Provided material:
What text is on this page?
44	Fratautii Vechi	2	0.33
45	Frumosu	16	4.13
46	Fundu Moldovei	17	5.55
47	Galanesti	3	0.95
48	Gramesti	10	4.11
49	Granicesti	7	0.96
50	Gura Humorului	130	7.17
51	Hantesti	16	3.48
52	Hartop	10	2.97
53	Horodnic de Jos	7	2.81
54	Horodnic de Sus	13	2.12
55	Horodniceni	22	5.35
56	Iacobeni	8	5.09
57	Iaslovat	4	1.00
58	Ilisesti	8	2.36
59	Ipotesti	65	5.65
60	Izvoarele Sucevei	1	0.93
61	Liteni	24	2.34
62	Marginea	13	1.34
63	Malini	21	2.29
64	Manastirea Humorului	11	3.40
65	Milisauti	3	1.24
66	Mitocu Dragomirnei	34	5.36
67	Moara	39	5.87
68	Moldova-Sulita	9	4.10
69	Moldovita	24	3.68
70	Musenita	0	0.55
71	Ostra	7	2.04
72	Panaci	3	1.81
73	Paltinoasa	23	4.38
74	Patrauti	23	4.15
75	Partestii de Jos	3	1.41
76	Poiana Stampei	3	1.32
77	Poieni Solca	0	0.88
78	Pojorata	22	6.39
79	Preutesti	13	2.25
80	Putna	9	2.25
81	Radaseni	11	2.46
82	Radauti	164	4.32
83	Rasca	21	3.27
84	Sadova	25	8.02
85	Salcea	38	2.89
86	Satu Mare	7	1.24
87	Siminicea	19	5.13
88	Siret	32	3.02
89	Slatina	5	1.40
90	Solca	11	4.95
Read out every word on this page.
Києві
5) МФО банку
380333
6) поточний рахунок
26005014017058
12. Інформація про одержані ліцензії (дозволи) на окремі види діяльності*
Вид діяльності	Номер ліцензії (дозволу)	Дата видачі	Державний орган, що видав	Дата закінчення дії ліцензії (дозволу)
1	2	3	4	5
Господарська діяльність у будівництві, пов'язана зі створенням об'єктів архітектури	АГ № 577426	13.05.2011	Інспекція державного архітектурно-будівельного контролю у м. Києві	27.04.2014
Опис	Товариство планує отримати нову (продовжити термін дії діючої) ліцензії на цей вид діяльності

Directions for this task: Repeat word for word each line from the one with "Read out every word on this page." to the end of the records above, inclusive.

Final result:
Read out every word on this page.
Києві
5) МФО банку
380333
6) поточний рахунок
26005014017058
12. Інформація про одержані ліцензії (дозволи) на окремі види діяльності*
Вид діяльності	Номер ліцензії (дозволу)	Дата видачі	Державний орган, що видав	Дата закінчення дії ліцензії (дозволу)
1	2	3	4	5
Господарська діяльність у будівництві, пов'язана зі створенням об'єктів архітектури	АГ № 577426	13.05.2011	Інспекція державного архітектурно-будівельного контролю у м. Києві	27.04.2014
Опис	Товариство планує отримати нову (продовжити термін дії діючої) ліцензії на цей вид діяльності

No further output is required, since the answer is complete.